[Records excerpted from a collection]
— start —

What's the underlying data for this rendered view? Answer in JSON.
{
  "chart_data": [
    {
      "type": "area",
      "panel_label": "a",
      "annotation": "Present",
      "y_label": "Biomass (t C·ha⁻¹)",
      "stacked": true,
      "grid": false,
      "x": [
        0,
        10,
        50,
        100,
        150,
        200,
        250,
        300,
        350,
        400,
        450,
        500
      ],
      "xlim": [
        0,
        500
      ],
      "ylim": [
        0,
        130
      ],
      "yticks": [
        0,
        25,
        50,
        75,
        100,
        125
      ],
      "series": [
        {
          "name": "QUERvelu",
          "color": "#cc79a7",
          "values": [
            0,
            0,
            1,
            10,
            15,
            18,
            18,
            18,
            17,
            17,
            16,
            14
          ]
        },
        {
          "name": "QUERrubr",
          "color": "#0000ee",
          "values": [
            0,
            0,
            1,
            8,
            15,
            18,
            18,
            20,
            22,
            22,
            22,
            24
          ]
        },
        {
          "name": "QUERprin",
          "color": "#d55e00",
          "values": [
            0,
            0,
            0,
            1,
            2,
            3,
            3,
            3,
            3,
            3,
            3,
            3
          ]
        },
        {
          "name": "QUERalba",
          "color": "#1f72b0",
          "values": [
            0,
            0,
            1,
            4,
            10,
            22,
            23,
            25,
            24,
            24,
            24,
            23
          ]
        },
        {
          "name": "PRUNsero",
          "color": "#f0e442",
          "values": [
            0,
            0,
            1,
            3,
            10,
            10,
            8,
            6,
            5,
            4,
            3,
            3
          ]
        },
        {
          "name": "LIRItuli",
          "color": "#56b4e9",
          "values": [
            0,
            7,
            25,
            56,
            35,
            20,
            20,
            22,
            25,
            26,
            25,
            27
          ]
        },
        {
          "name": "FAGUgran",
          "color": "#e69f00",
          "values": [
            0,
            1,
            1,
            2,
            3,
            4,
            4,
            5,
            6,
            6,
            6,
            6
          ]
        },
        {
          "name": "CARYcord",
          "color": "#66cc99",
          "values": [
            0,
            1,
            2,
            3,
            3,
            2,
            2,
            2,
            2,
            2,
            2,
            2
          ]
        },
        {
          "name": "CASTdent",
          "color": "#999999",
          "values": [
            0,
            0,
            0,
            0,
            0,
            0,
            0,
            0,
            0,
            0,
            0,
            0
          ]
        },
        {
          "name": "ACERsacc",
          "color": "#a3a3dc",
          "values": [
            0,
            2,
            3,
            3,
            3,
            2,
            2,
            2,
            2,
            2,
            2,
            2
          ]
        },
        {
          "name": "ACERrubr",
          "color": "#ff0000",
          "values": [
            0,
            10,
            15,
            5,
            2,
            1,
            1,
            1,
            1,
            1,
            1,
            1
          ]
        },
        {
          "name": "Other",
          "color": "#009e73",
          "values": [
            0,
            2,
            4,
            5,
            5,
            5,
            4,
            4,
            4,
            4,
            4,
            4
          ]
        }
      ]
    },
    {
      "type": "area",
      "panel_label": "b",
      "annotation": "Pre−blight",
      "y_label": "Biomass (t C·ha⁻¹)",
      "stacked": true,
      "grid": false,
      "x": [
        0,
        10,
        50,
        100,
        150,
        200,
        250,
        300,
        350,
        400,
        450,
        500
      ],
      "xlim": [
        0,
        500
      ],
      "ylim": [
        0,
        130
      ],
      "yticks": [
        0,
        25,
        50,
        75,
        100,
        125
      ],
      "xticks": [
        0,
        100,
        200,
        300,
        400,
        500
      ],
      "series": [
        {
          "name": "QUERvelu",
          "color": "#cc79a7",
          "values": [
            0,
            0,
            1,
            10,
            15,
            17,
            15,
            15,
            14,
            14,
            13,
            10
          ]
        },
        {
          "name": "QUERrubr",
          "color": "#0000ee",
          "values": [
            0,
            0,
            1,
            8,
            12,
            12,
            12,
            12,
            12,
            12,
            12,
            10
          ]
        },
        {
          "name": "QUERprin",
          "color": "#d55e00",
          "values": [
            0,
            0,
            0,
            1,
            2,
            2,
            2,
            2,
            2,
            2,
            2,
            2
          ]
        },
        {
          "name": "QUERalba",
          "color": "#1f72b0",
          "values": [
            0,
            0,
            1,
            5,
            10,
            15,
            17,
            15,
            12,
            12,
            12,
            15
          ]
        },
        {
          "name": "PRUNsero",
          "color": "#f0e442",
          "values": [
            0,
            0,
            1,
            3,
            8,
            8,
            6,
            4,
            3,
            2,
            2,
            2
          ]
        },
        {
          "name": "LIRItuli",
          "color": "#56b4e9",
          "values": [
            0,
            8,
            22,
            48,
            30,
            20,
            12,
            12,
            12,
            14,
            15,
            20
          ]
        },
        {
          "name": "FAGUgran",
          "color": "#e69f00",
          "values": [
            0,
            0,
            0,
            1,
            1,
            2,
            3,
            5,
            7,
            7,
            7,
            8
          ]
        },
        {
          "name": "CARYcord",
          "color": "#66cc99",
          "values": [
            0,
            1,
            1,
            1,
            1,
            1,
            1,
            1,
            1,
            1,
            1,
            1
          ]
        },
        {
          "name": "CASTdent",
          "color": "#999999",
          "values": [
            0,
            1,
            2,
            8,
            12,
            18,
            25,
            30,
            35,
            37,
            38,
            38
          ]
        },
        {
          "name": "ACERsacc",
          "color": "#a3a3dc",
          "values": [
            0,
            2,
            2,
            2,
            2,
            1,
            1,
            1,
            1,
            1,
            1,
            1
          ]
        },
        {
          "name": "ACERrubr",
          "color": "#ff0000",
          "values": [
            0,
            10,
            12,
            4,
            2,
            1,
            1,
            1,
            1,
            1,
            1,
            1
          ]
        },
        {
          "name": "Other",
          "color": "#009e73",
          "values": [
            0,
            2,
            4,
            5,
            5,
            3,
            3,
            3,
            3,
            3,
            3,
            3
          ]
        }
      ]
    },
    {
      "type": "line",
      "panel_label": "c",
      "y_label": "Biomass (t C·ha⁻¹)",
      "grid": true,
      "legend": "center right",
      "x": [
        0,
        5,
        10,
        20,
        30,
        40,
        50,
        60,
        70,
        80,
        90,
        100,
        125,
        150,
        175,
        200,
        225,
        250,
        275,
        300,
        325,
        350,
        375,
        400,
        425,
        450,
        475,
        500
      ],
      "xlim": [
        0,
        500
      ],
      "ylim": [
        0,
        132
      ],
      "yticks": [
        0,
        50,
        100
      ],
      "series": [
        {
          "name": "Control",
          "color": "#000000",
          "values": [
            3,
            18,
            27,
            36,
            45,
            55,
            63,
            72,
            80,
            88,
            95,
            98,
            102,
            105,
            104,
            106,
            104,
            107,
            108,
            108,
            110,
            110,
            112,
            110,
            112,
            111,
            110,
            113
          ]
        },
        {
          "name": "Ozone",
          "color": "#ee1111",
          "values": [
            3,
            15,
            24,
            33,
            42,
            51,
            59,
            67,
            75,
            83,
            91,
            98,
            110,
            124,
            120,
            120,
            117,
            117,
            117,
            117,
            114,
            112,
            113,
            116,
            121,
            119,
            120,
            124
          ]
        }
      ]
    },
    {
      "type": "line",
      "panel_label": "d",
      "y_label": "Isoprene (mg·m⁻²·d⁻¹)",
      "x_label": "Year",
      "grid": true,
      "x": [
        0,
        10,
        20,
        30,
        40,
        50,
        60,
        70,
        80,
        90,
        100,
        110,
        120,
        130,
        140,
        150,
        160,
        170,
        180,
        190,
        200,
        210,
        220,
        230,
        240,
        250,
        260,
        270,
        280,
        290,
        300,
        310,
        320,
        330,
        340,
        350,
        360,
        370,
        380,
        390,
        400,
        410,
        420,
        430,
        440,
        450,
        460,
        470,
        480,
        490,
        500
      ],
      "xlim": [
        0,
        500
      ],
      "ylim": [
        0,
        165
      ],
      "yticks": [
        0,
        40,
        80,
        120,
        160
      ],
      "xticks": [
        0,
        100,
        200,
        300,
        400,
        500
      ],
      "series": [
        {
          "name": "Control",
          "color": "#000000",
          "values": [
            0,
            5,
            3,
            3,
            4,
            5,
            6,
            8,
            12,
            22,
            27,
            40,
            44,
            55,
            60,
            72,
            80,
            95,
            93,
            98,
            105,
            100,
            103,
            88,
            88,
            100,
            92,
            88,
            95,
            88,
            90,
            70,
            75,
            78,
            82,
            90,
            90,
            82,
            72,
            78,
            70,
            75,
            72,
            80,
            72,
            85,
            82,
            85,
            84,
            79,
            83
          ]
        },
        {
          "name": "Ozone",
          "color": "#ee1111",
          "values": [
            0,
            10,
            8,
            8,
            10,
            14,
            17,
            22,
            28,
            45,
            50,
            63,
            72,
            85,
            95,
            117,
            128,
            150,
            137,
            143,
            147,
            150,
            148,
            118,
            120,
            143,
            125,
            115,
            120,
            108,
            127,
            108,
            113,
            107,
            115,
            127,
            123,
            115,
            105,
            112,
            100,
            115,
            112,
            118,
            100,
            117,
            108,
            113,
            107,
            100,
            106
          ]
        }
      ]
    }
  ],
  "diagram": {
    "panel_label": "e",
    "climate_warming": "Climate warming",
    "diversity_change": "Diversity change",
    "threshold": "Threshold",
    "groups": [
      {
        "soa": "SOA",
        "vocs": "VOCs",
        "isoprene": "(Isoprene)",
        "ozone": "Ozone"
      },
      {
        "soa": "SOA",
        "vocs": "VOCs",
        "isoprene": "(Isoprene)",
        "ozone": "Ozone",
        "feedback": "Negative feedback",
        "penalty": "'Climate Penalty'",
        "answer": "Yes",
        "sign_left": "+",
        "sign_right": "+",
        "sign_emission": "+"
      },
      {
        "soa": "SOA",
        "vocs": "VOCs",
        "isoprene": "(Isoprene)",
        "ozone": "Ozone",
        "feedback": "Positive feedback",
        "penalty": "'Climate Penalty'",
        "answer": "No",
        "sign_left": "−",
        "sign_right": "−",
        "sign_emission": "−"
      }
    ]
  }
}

— end —

*Written exercise*
Extract all lines from the data in which "annotation" is found.

*Finished exercise*
      "annotation": "Present",
      "annotation": "Pre−blight",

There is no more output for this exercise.